◆ GOAL ◆
Without the pictures, reproduce the records that follow exactly.

◆ RAW DATA ◆
[Start]

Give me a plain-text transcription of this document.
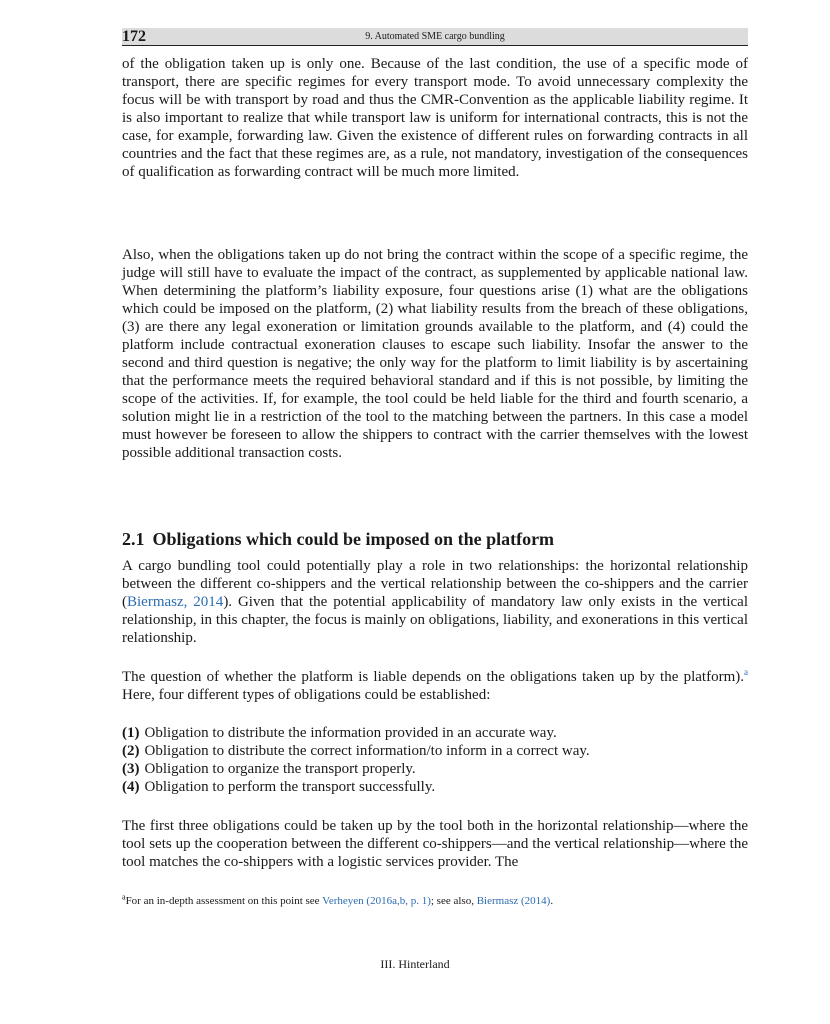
172	9. Automated SME cargo bundling

of the obligation taken up is only one. Because of the last condition, the use of a specific mode of transport, there are specific regimes for every transport mode. To avoid unnecessary complexity the focus will be with transport by road and thus the CMR-Convention as the applicable liability regime. It is also important to realize that while transport law is uniform for international contracts, this is not the case, for example, forwarding law. Given the existence of different rules on forwarding contracts in all countries and the fact that these regimes are, as a rule, not mandatory, investigation of the consequences of qualification as forwarding contract will be much more limited.

Also, when the obligations taken up do not bring the contract within the scope of a specific regime, the judge will still have to evaluate the impact of the contract, as supplemented by applicable national law. When determining the platform’s liability exposure, four questions arise (1) what are the obligations which could be imposed on the platform, (2) what liability results from the breach of these obligations, (3) are there any legal exoneration or limitation grounds available to the platform, and (4) could the platform include contractual exoneration clauses to escape such liability. Insofar the answer to the second and third question is negative; the only way for the platform to limit liability is by ascertaining that the performance meets the required behavioral standard and if this is not possible, by limiting the scope of the activities. If, for example, the tool could be held liable for the third and fourth scenario, a solution might lie in a restriction of the tool to the matching between the partners. In this case a model must however be foreseen to allow the shippers to contract with the carrier themselves with the lowest possible additional transaction costs.

2.1 Obligations which could be imposed on the platform

A cargo bundling tool could potentially play a role in two relationships: the horizontal relationship between the different co-shippers and the vertical relationship between the co-shippers and the carrier (Biermasz, 2014). Given that the potential applicability of mandatory law only exists in the vertical relationship, in this chapter, the focus is mainly on obligations, liability, and exonerations in this vertical relationship.

The question of whether the platform is liable depends on the obligations taken up by the platform).$^a$ Here, four different types of obligations could be established:

(1) Obligation to distribute the information provided in an accurate way.
(2) Obligation to distribute the correct information/to inform in a correct way.
(3) Obligation to organize the transport properly.
(4) Obligation to perform the transport successfully.

The first three obligations could be taken up by the tool both in the horizontal relationship—where the tool sets up the cooperation between the different co-shippers—and the vertical relationship—where the tool matches the co-shippers with a logistic services provider. The

$^a$For an in-depth assessment on this point see Verheyen (2016a,b, p. 1); see also, Biermasz (2014).
III. Hinterland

[End]

◆ ANSWER TO THE EXERCISE ◆
Give me a plain-text transcription of this document.
172	9. Automated SME cargo bundling

of the obligation taken up is only one. Because of the last condition, the use of a specific mode of transport, there are specific regimes for every transport mode. To avoid unnecessary complexity the focus will be with transport by road and thus the CMR-Convention as the applicable liability regime. It is also important to realize that while transport law is uniform for international contracts, this is not the case, for example, forwarding law. Given the existence of different rules on forwarding contracts in all countries and the fact that these regimes are, as a rule, not mandatory, investigation of the consequences of qualification as forwarding contract will be much more limited.

Also, when the obligations taken up do not bring the contract within the scope of a specific regime, the judge will still have to evaluate the impact of the contract, as supplemented by applicable national law. When determining the platform’s liability exposure, four questions arise (1) what are the obligations which could be imposed on the platform, (2) what liability results from the breach of these obligations, (3) are there any legal exoneration or limitation grounds available to the platform, and (4) could the platform include contractual exoneration clauses to escape such liability. Insofar the answer to the second and third question is negative; the only way for the platform to limit liability is by ascertaining that the performance meets the required behavioral standard and if this is not possible, by limiting the scope of the activities. If, for example, the tool could be held liable for the third and fourth scenario, a solution might lie in a restriction of the tool to the matching between the partners. In this case a model must however be foreseen to allow the shippers to contract with the carrier themselves with the lowest possible additional transaction costs.

2.1 Obligations which could be imposed on the platform

A cargo bundling tool could potentially play a role in two relationships: the horizontal relationship between the different co-shippers and the vertical relationship between the co-shippers and the carrier (Biermasz, 2014). Given that the potential applicability of mandatory law only exists in the vertical relationship, in this chapter, the focus is mainly on obligations, liability, and exonerations in this vertical relationship.

The question of whether the platform is liable depends on the obligations taken up by the platform).$^a$ Here, four different types of obligations could be established:

(1) Obligation to distribute the information provided in an accurate way.
(2) Obligation to distribute the correct information/to inform in a correct way.
(3) Obligation to organize the transport properly.
(4) Obligation to perform the transport successfully.

The first three obligations could be taken up by the tool both in the horizontal relationship—where the tool sets up the cooperation between the different co-shippers—and the vertical relationship—where the tool matches the co-shippers with a logistic services provider. The

$^a$For an in-depth assessment on this point see Verheyen (2016a,b, p. 1); see also, Biermasz (2014).
III. Hinterland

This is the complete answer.